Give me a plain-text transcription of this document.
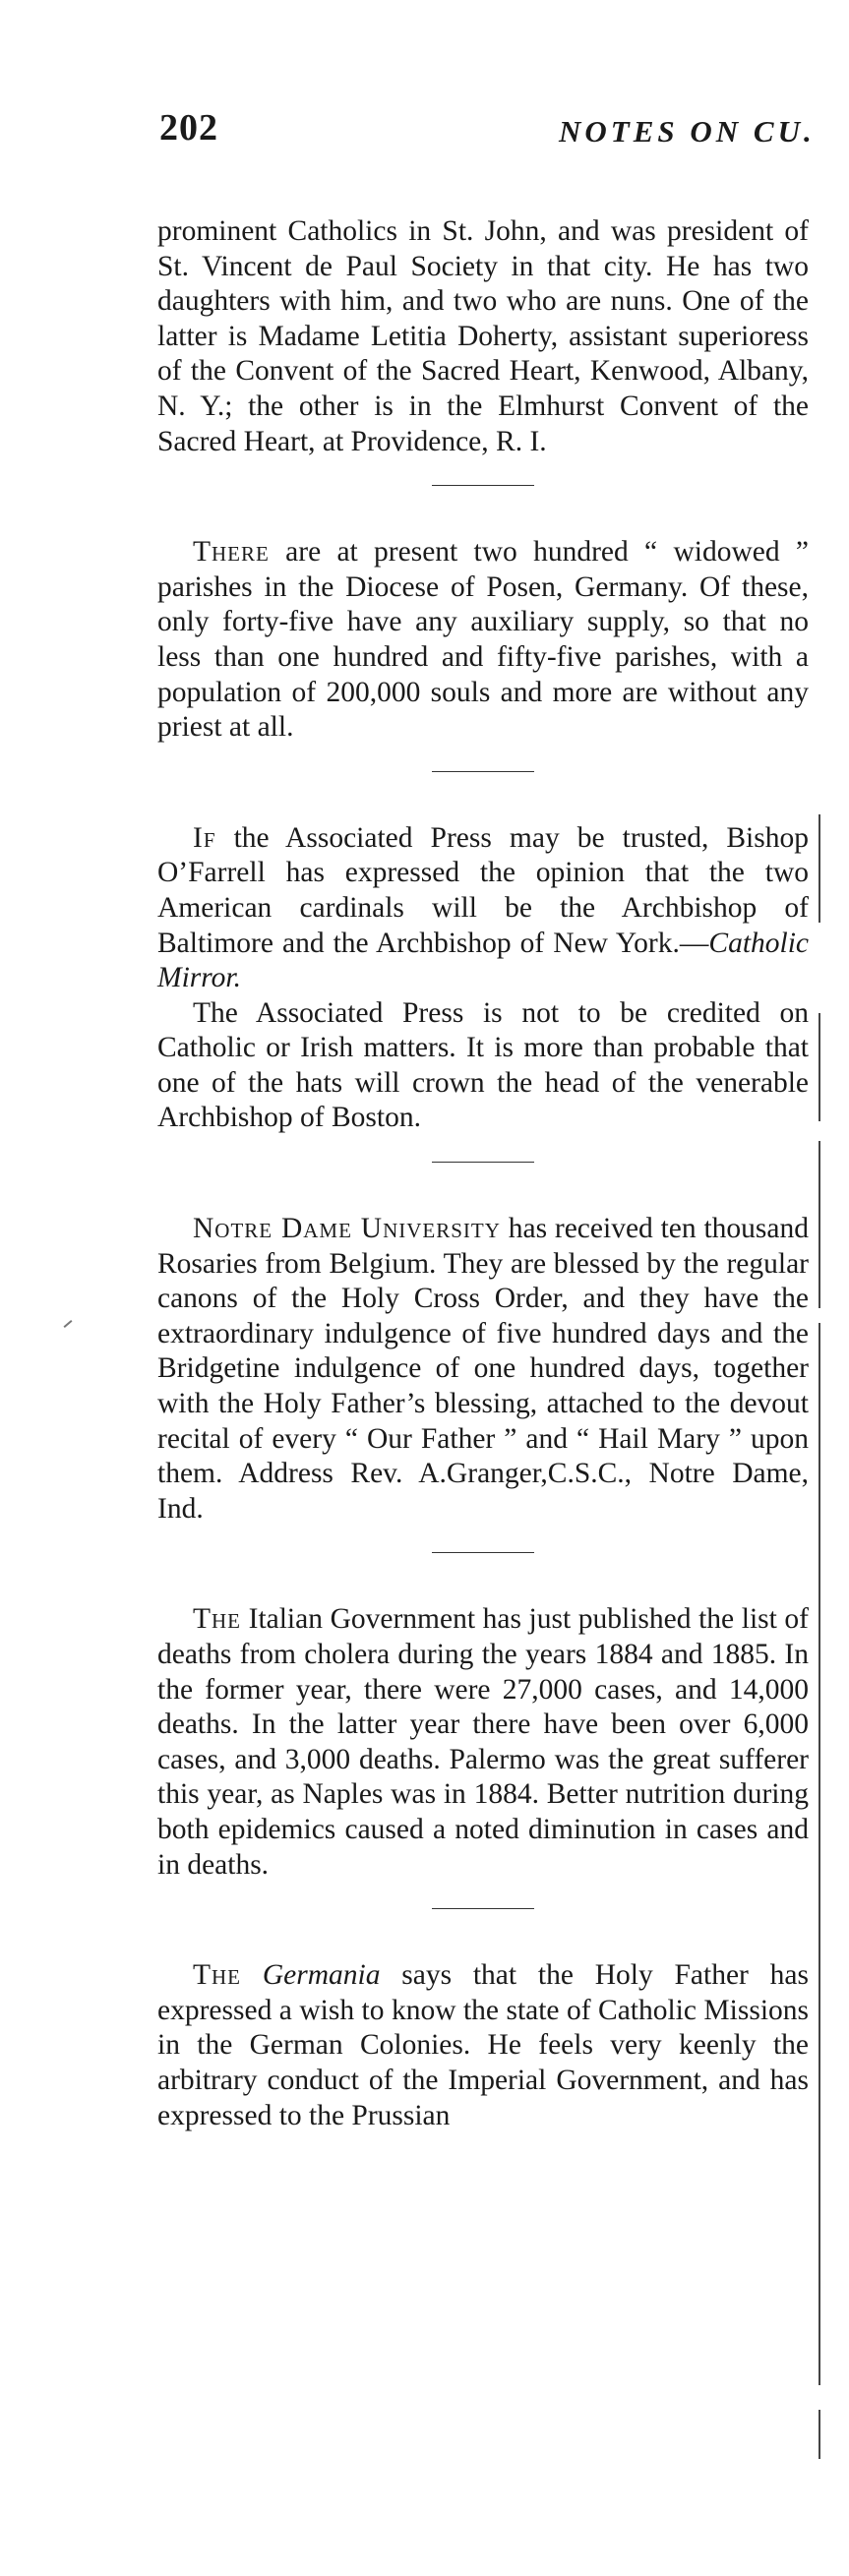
202	NOTES ON CU.

prominent Catholics in St. John, and was president of St. Vincent de Paul Society in that city. He has two daughters with him, and two who are nuns. One of the latter is Madame Letitia Doherty, assistant superioress of the Convent of the Sacred Heart, Kenwood, Albany, N. Y.; the other is in the Elmhurst Convent of the Sacred Heart, at Providence, R. I.

There are at present two hundred “ widowed ” parishes in the Diocese of Posen, Germany. Of these, only forty-five have any auxiliary supply, so that no less than one hundred and fifty-five parishes, with a population of 200,000 souls and more are without any priest at all.

If the Associated Press may be trusted, Bishop O’Farrell has expressed the opinion that the two American cardinals will be the Archbishop of Baltimore and the Archbishop of New York.—Catholic Mirror.

The Associated Press is not to be credited on Catholic or Irish matters. It is more than probable that one of the hats will crown the head of the venerable Archbishop of Boston.

Notre Dame University has received ten thousand Rosaries from Belgium. They are blessed by the regular canons of the Holy Cross Order, and they have the extraordinary indulgence of five hundred days and the Bridgetine indulgence of one hundred days, together with the Holy Father’s blessing, attached to the devout recital of every “ Our Father ” and “ Hail Mary ” upon them. Address Rev. A.Granger,C.S.C., Notre Dame, Ind.

The Italian Government has just published the list of deaths from cholera during the years 1884 and 1885. In the former year, there were 27,000 cases, and 14,000 deaths. In the latter year there have been over 6,000 cases, and 3,000 deaths. Palermo was the great sufferer this year, as Naples was in 1884. Better nutrition during both epidemics caused a noted diminution in cases and in deaths.

The Germania says that the Holy Father has expressed a wish to know the state of Catholic Missions in the German Colonies. He feels very keenly the arbitrary conduct of the Imperial Government, and has expressed to the Prussian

What is asked
Leaving aside the images, write out the entries above word for word.

Problem solution
Give me a plain-text transcription of this document.
202	NOTES ON CU.

prominent Catholics in St. John, and was president of St. Vincent de Paul Society in that city. He has two daughters with him, and two who are nuns. One of the latter is Madame Letitia Doherty, assistant superioress of the Convent of the Sacred Heart, Kenwood, Albany, N. Y.; the other is in the Elmhurst Convent of the Sacred Heart, at Providence, R. I.

There are at present two hundred “ widowed ” parishes in the Diocese of Posen, Germany. Of these, only forty-five have any auxiliary supply, so that no less than one hundred and fifty-five parishes, with a population of 200,000 souls and more are without any priest at all.

If the Associated Press may be trusted, Bishop O’Farrell has expressed the opinion that the two American cardinals will be the Archbishop of Baltimore and the Archbishop of New York.—Catholic Mirror.

The Associated Press is not to be credited on Catholic or Irish matters. It is more than probable that one of the hats will crown the head of the venerable Archbishop of Boston.

Notre Dame University has received ten thousand Rosaries from Belgium. They are blessed by the regular canons of the Holy Cross Order, and they have the extraordinary indulgence of five hundred days and the Bridgetine indulgence of one hundred days, together with the Holy Father’s blessing, attached to the devout recital of every “ Our Father ” and “ Hail Mary ” upon them. Address Rev. A.Granger,C.S.C., Notre Dame, Ind.

The Italian Government has just published the list of deaths from cholera during the years 1884 and 1885. In the former year, there were 27,000 cases, and 14,000 deaths. In the latter year there have been over 6,000 cases, and 3,000 deaths. Palermo was the great sufferer this year, as Naples was in 1884. Better nutrition during both epidemics caused a noted diminution in cases and in deaths.

The Germania says that the Holy Father has expressed a wish to know the state of Catholic Missions in the German Colonies. He feels very keenly the arbitrary conduct of the Imperial Government, and has expressed to the Prussian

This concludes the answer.